Exercise description: Wherever the string "this" appears, copy the whole line.

— begin Data records —

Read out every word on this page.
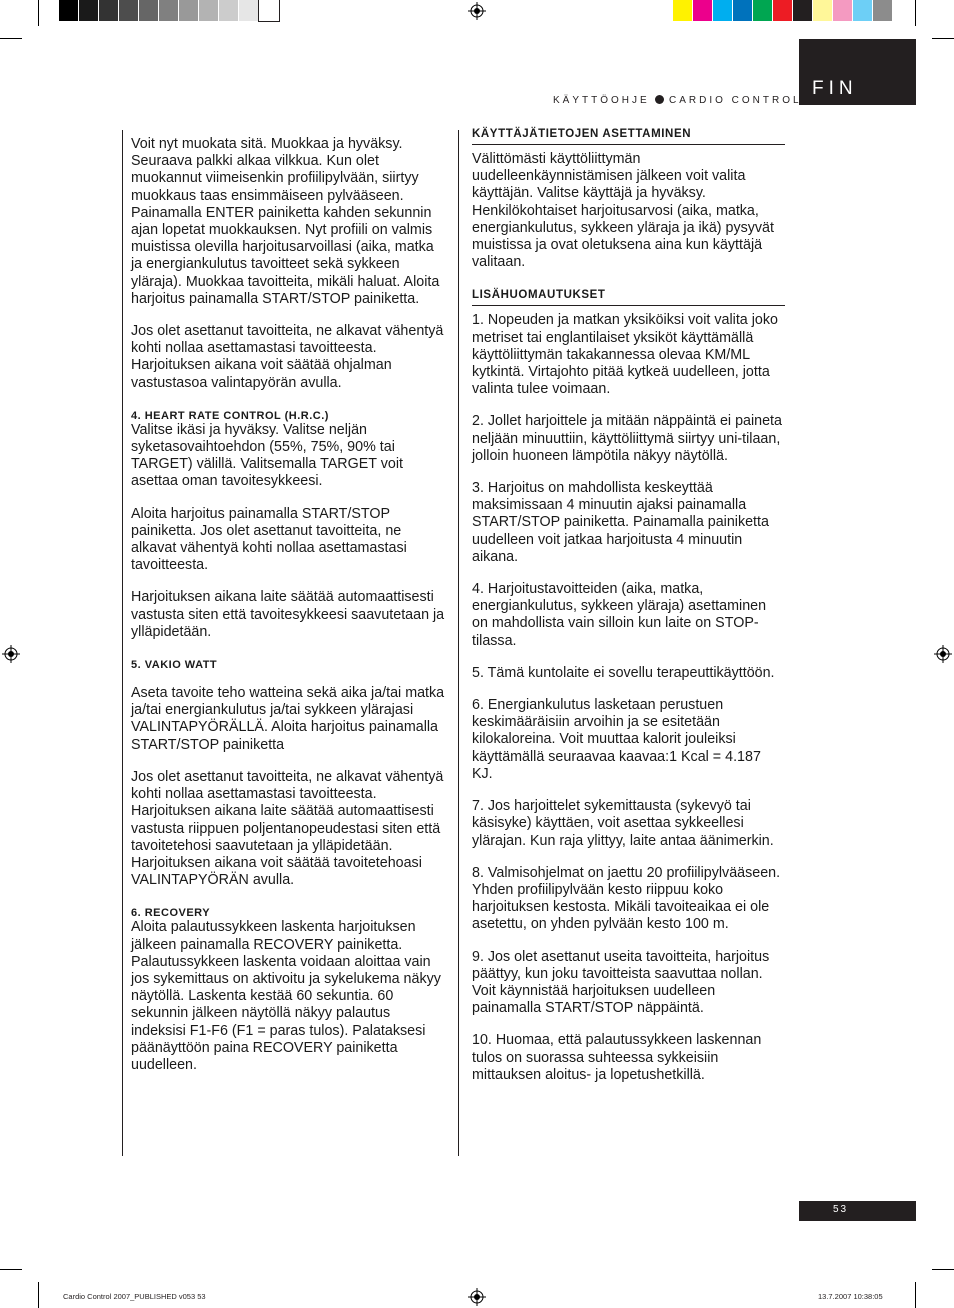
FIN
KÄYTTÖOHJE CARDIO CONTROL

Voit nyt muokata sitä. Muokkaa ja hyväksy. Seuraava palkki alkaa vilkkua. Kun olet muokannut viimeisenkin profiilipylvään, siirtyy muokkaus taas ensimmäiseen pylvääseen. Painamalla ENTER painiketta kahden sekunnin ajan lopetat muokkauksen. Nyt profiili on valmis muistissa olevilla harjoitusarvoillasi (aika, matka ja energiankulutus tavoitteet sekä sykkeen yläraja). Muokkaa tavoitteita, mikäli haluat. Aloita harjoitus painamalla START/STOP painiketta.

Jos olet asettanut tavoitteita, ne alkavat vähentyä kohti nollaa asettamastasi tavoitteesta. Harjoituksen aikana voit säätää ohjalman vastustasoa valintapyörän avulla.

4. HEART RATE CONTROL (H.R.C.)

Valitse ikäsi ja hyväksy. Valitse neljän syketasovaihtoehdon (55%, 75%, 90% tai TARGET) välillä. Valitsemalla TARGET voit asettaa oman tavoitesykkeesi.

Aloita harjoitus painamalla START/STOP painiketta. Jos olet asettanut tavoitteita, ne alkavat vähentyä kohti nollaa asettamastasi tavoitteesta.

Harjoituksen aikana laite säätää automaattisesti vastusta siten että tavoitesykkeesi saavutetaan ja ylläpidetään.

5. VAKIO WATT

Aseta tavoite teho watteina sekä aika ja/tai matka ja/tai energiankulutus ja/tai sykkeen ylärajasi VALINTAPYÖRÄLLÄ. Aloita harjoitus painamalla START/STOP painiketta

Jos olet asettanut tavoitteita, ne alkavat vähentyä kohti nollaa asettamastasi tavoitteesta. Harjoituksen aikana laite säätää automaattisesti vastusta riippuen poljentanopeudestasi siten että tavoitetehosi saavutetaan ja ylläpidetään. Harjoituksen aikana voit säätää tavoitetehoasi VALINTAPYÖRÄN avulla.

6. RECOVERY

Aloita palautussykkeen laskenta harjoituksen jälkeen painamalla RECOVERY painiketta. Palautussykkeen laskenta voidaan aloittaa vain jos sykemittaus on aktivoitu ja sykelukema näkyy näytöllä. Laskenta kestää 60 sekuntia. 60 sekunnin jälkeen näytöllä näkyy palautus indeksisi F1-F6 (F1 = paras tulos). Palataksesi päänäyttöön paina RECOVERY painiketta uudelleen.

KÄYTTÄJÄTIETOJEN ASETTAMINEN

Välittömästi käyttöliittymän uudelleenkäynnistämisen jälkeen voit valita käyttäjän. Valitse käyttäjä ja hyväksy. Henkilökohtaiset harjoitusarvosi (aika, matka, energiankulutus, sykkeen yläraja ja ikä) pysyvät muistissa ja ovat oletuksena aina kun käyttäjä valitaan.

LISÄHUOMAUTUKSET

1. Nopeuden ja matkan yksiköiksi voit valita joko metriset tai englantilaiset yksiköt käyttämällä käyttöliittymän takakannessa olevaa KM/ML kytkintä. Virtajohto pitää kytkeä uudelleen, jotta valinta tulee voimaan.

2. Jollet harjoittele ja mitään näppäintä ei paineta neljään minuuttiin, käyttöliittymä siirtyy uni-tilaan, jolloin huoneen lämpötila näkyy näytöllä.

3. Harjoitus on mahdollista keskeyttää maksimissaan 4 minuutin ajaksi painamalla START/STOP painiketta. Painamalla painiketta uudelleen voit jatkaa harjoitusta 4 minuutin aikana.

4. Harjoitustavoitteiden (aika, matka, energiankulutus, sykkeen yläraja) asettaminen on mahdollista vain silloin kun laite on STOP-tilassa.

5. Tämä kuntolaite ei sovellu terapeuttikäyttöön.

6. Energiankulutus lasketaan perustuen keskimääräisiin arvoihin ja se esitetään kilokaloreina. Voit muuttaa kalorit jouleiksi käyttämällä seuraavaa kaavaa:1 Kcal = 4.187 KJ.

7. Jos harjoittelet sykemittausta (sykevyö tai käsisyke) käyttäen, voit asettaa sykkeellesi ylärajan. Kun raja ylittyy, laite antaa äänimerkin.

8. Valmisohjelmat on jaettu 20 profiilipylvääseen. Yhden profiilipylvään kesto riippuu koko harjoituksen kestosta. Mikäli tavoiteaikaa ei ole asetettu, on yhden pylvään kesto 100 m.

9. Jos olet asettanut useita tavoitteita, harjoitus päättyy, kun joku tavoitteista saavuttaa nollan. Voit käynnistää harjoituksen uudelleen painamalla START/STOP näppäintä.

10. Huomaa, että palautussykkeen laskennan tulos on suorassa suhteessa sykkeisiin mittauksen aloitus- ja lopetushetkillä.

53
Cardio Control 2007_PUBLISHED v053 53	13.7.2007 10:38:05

— end Data records —
— begin Data records —

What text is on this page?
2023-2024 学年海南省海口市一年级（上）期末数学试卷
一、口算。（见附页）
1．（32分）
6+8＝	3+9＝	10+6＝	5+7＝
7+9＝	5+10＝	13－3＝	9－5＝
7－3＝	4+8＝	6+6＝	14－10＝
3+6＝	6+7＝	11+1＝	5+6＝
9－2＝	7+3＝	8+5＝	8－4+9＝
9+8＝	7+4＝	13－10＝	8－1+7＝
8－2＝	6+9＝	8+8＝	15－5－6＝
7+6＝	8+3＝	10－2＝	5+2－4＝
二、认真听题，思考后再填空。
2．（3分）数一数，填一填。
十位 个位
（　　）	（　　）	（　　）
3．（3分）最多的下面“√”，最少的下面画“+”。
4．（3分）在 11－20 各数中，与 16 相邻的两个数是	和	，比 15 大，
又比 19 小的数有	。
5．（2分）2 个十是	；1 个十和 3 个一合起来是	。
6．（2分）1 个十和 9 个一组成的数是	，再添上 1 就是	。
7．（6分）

— end Data records —

Complete output:
Read out every word on this page.
What text is on this page?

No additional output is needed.